Aim of the task
Transcribe the listing word for word.

(Dataset entries)
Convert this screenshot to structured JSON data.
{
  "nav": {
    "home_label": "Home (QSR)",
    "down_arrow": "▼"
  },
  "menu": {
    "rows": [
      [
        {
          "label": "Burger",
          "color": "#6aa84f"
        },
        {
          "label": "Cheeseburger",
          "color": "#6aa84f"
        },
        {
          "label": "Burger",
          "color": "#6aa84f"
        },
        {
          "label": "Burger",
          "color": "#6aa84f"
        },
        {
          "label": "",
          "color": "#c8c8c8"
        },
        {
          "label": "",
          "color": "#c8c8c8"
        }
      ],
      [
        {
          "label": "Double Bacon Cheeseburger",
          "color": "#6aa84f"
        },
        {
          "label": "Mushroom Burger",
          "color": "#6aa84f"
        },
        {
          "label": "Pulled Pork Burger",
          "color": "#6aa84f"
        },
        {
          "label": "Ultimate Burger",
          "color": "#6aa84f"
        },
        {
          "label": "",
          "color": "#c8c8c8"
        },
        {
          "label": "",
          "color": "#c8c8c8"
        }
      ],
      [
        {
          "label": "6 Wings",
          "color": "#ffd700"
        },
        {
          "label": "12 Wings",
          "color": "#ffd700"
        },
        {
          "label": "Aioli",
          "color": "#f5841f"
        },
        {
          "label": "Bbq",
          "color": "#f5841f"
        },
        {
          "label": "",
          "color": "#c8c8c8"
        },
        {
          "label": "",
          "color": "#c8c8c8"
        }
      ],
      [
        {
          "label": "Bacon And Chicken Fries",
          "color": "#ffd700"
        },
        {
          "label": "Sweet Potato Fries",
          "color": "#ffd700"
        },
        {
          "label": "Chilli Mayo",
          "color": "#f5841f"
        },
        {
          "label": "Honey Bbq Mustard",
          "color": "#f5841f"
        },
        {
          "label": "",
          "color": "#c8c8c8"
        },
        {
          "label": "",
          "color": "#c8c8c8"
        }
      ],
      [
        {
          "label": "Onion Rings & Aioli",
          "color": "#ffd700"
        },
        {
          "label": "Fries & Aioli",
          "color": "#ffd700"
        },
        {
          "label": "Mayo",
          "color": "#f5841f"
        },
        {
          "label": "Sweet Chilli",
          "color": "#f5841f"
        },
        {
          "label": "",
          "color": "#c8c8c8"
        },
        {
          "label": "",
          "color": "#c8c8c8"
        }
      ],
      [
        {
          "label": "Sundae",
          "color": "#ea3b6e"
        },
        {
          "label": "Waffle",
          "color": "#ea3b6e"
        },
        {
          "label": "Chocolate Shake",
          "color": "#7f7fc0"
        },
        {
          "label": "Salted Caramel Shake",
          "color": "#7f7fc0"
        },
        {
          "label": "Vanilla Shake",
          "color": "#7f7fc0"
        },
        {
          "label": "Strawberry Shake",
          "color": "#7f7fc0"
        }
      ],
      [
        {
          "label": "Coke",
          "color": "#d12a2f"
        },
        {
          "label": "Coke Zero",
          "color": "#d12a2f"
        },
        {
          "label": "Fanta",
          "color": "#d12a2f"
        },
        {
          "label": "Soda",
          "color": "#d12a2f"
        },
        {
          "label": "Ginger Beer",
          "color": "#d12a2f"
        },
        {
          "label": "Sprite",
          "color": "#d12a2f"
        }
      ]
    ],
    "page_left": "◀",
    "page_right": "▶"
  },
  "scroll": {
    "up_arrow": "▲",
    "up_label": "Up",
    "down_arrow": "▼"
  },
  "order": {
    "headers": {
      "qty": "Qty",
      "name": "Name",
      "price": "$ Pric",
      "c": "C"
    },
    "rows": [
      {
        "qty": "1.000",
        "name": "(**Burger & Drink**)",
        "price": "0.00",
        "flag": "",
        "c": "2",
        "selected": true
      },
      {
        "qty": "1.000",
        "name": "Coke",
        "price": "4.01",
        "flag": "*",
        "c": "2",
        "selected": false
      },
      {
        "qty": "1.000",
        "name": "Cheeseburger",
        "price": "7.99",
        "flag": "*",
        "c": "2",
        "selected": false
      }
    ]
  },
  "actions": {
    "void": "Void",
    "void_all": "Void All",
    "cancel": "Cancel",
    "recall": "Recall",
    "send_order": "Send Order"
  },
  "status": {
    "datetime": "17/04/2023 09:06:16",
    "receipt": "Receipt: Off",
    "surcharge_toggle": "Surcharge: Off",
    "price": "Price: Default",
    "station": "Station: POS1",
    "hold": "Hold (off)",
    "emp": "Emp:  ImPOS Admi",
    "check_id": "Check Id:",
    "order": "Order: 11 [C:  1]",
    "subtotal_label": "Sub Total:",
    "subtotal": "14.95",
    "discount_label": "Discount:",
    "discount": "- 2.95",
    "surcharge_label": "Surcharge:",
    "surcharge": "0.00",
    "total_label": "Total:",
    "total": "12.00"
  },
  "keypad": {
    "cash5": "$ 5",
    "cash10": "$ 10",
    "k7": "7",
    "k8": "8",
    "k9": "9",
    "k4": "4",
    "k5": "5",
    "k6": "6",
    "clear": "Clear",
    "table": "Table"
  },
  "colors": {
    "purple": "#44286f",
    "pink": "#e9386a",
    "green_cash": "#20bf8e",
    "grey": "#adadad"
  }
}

Solution to the problem
Convert this screenshot to structured JSON data.
{
  "nav": {
    "home_label": "Home (QSR)",
    "down_arrow": "▼"
  },
  "menu": {
    "rows": [
      [
        {
          "label": "Burger",
          "color": "#6aa84f"
        },
        {
          "label": "Cheeseburger",
          "color": "#6aa84f"
        },
        {
          "label": "Burger",
          "color": "#6aa84f"
        },
        {
          "label": "Burger",
          "color": "#6aa84f"
        },
        {
          "label": "",
          "color": "#c8c8c8"
        },
        {
          "label": "",
          "color": "#c8c8c8"
        }
      ],
      [
        {
          "label": "Double Bacon Cheeseburger",
          "color": "#6aa84f"
        },
        {
          "label": "Mushroom Burger",
          "color": "#6aa84f"
        },
        {
          "label": "Pulled Pork Burger",
          "color": "#6aa84f"
        },
        {
          "label": "Ultimate Burger",
          "color": "#6aa84f"
        },
        {
          "label": "",
          "color": "#c8c8c8"
        },
        {
          "label": "",
          "color": "#c8c8c8"
        }
      ],
      [
        {
          "label": "6 Wings",
          "color": "#ffd700"
        },
        {
          "label": "12 Wings",
          "color": "#ffd700"
        },
        {
          "label": "Aioli",
          "color": "#f5841f"
        },
        {
          "label": "Bbq",
          "color": "#f5841f"
        },
        {
          "label": "",
          "color": "#c8c8c8"
        },
        {
          "label": "",
          "color": "#c8c8c8"
        }
      ],
      [
        {
          "label": "Bacon And Chicken Fries",
          "color": "#ffd700"
        },
        {
          "label": "Sweet Potato Fries",
          "color": "#ffd700"
        },
        {
          "label": "Chilli Mayo",
          "color": "#f5841f"
        },
        {
          "label": "Honey Bbq Mustard",
          "color": "#f5841f"
        },
        {
          "label": "",
          "color": "#c8c8c8"
        },
        {
          "label": "",
          "color": "#c8c8c8"
        }
      ],
      [
        {
          "label": "Onion Rings & Aioli",
          "color": "#ffd700"
        },
        {
          "label": "Fries & Aioli",
          "color": "#ffd700"
        },
        {
          "label": "Mayo",
          "color": "#f5841f"
        },
        {
          "label": "Sweet Chilli",
          "color": "#f5841f"
        },
        {
          "label": "",
          "color": "#c8c8c8"
        },
        {
          "label": "",
          "color": "#c8c8c8"
        }
      ],
      [
        {
          "label": "Sundae",
          "color": "#ea3b6e"
        },
        {
          "label": "Waffle",
          "color": "#ea3b6e"
        },
        {
          "label": "Chocolate Shake",
          "color": "#7f7fc0"
        },
        {
          "label": "Salted Caramel Shake",
          "color": "#7f7fc0"
        },
        {
          "label": "Vanilla Shake",
          "color": "#7f7fc0"
        },
        {
          "label": "Strawberry Shake",
          "color": "#7f7fc0"
        }
      ],
      [
        {
          "label": "Coke",
          "color": "#d12a2f"
        },
        {
          "label": "Coke Zero",
          "color": "#d12a2f"
        },
        {
          "label": "Fanta",
          "color": "#d12a2f"
        },
        {
          "label": "Soda",
          "color": "#d12a2f"
        },
        {
          "label": "Ginger Beer",
          "color": "#d12a2f"
        },
        {
          "label": "Sprite",
          "color": "#d12a2f"
        }
      ]
    ],
    "page_left": "◀",
    "page_right": "▶"
  },
  "scroll": {
    "up_arrow": "▲",
    "up_label": "Up",
    "down_arrow": "▼"
  },
  "order": {
    "headers": {
      "qty": "Qty",
      "name": "Name",
      "price": "$ Pric",
      "c": "C"
    },
    "rows": [
      {
        "qty": "1.000",
        "name": "(**Burger & Drink**)",
        "price": "0.00",
        "flag": "",
        "c": "2",
        "selected": true
      },
      {
        "qty": "1.000",
        "name": "Coke",
        "price": "4.01",
        "flag": "*",
        "c": "2",
        "selected": false
      },
      {
        "qty": "1.000",
        "name": "Cheeseburger",
        "price": "7.99",
        "flag": "*",
        "c": "2",
        "selected": false
      }
    ]
  },
  "actions": {
    "void": "Void",
    "void_all": "Void All",
    "cancel": "Cancel",
    "recall": "Recall",
    "send_order": "Send Order"
  },
  "status": {
    "datetime": "17/04/2023 09:06:16",
    "receipt": "Receipt: Off",
    "surcharge_toggle": "Surcharge: Off",
    "price": "Price: Default",
    "station": "Station: POS1",
    "hold": "Hold (off)",
    "emp": "Emp:  ImPOS Admi",
    "check_id": "Check Id:",
    "order": "Order: 11 [C:  1]",
    "subtotal_label": "Sub Total:",
    "subtotal": "14.95",
    "discount_label": "Discount:",
    "discount": "- 2.95",
    "surcharge_label": "Surcharge:",
    "surcharge": "0.00",
    "total_label": "Total:",
    "total": "12.00"
  },
  "keypad": {
    "cash5": "$ 5",
    "cash10": "$ 10",
    "k7": "7",
    "k8": "8",
    "k9": "9",
    "k4": "4",
    "k5": "5",
    "k6": "6",
    "clear": "Clear",
    "table": "Table"
  },
  "colors": {
    "purple": "#44286f",
    "pink": "#e9386a",
    "green_cash": "#20bf8e",
    "grey": "#adadad"
  }
}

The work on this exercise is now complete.